Top of INFORMATION

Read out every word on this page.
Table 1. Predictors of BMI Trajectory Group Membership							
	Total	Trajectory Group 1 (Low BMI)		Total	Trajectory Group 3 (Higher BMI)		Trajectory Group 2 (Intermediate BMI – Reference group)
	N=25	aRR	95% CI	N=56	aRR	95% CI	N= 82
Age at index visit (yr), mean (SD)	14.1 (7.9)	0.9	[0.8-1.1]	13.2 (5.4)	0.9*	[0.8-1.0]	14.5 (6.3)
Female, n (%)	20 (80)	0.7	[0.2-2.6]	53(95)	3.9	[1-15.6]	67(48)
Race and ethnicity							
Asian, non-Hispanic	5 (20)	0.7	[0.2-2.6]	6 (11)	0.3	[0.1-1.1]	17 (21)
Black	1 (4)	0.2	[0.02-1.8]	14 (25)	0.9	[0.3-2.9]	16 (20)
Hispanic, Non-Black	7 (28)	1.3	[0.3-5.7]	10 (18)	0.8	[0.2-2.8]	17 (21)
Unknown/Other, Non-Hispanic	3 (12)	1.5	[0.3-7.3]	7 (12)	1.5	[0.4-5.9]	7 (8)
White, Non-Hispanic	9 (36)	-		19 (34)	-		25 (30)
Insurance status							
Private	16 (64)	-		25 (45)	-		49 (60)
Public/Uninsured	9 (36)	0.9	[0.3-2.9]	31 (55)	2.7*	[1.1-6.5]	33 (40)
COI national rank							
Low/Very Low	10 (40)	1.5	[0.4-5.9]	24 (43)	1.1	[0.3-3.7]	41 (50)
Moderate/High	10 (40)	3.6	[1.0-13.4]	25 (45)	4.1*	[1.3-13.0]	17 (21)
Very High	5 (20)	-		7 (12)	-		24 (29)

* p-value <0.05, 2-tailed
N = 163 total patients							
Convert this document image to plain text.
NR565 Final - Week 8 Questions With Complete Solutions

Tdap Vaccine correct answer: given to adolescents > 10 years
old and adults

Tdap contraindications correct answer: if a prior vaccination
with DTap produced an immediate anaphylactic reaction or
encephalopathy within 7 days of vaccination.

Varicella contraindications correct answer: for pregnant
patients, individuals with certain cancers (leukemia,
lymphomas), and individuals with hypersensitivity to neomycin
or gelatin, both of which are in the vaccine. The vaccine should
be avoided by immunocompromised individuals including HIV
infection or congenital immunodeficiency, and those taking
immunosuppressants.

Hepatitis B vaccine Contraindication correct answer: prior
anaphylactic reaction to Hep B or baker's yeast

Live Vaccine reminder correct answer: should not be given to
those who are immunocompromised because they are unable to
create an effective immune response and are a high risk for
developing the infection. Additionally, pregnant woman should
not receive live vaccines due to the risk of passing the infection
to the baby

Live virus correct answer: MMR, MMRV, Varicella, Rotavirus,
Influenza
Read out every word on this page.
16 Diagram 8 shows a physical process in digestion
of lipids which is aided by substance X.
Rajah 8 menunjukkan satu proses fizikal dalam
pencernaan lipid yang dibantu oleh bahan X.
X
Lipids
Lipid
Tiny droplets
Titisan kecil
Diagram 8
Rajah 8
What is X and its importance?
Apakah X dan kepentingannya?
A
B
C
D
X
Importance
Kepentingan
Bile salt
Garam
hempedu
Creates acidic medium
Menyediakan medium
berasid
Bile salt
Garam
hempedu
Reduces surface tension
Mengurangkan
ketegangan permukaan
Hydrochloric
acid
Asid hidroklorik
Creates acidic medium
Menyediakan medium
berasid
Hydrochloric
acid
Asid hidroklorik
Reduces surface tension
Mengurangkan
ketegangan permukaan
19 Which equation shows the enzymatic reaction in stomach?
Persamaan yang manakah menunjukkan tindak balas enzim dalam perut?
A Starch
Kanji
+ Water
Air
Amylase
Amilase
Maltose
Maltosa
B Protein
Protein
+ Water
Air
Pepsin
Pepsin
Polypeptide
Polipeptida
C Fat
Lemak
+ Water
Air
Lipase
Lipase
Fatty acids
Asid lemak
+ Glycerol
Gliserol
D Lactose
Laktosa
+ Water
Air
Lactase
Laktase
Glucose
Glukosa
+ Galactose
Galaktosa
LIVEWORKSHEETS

Bottom of INFORMATION

Every entry is to be repeated precisely as it stands.

TASK OUTPUT ::
Read out every word on this page.
Table 1. Predictors of BMI Trajectory Group Membership							
	Total	Trajectory Group 1 (Low BMI)		Total	Trajectory Group 3 (Higher BMI)		Trajectory Group 2 (Intermediate BMI – Reference group)
	N=25	aRR	95% CI	N=56	aRR	95% CI	N= 82
Age at index visit (yr), mean (SD)	14.1 (7.9)	0.9	[0.8-1.1]	13.2 (5.4)	0.9*	[0.8-1.0]	14.5 (6.3)
Female, n (%)	20 (80)	0.7	[0.2-2.6]	53(95)	3.9	[1-15.6]	67(48)
Race and ethnicity							
Asian, non-Hispanic	5 (20)	0.7	[0.2-2.6]	6 (11)	0.3	[0.1-1.1]	17 (21)
Black	1 (4)	0.2	[0.02-1.8]	14 (25)	0.9	[0.3-2.9]	16 (20)
Hispanic, Non-Black	7 (28)	1.3	[0.3-5.7]	10 (18)	0.8	[0.2-2.8]	17 (21)
Unknown/Other, Non-Hispanic	3 (12)	1.5	[0.3-7.3]	7 (12)	1.5	[0.4-5.9]	7 (8)
White, Non-Hispanic	9 (36)	-		19 (34)	-		25 (30)
Insurance status							
Private	16 (64)	-		25 (45)	-		49 (60)
Public/Uninsured	9 (36)	0.9	[0.3-2.9]	31 (55)	2.7*	[1.1-6.5]	33 (40)
COI national rank							
Low/Very Low	10 (40)	1.5	[0.4-5.9]	24 (43)	1.1	[0.3-3.7]	41 (50)
Moderate/High	10 (40)	3.6	[1.0-13.4]	25 (45)	4.1*	[1.3-13.0]	17 (21)
Very High	5 (20)	-		7 (12)	-		24 (29)

* p-value <0.05, 2-tailed
N = 163 total patients							
Convert this document image to plain text.
NR565 Final - Week 8 Questions With Complete Solutions

Tdap Vaccine correct answer: given to adolescents > 10 years
old and adults

Tdap contraindications correct answer: if a prior vaccination
with DTap produced an immediate anaphylactic reaction or
encephalopathy within 7 days of vaccination.

Varicella contraindications correct answer: for pregnant
patients, individuals with certain cancers (leukemia,
lymphomas), and individuals with hypersensitivity to neomycin
or gelatin, both of which are in the vaccine. The vaccine should
be avoided by immunocompromised individuals including HIV
infection or congenital immunodeficiency, and those taking
immunosuppressants.

Hepatitis B vaccine Contraindication correct answer: prior
anaphylactic reaction to Hep B or baker's yeast

Live Vaccine reminder correct answer: should not be given to
those who are immunocompromised because they are unable to
create an effective immune response and are a high risk for
developing the infection. Additionally, pregnant woman should
not receive live vaccines due to the risk of passing the infection
to the baby

Live virus correct answer: MMR, MMRV, Varicella, Rotavirus,
Influenza
Read out every word on this page.
16 Diagram 8 shows a physical process in digestion
of lipids which is aided by substance X.
Rajah 8 menunjukkan satu proses fizikal dalam
pencernaan lipid yang dibantu oleh bahan X.
X
Lipids
Lipid
Tiny droplets
Titisan kecil
Diagram 8
Rajah 8
What is X and its importance?
Apakah X dan kepentingannya?
A
B
C
D
X
Importance
Kepentingan
Bile salt
Garam
hempedu
Creates acidic medium
Menyediakan medium
berasid
Bile salt
Garam
hempedu
Reduces surface tension
Mengurangkan
ketegangan permukaan
Hydrochloric
acid
Asid hidroklorik
Creates acidic medium
Menyediakan medium
berasid
Hydrochloric
acid
Asid hidroklorik
Reduces surface tension
Mengurangkan
ketegangan permukaan
19 Which equation shows the enzymatic reaction in stomach?
Persamaan yang manakah menunjukkan tindak balas enzim dalam perut?
A Starch
Kanji
+ Water
Air
Amylase
Amilase
Maltose
Maltosa
B Protein
Protein
+ Water
Air
Pepsin
Pepsin
Polypeptide
Polipeptida
C Fat
Lemak
+ Water
Air
Lipase
Lipase
Fatty acids
Asid lemak
+ Glycerol
Gliserol
D Lactose
Laktosa
+ Water
Air
Lactase
Laktase
Glucose
Glukosa
+ Galactose
Galaktosa
LIVEWORKSHEETS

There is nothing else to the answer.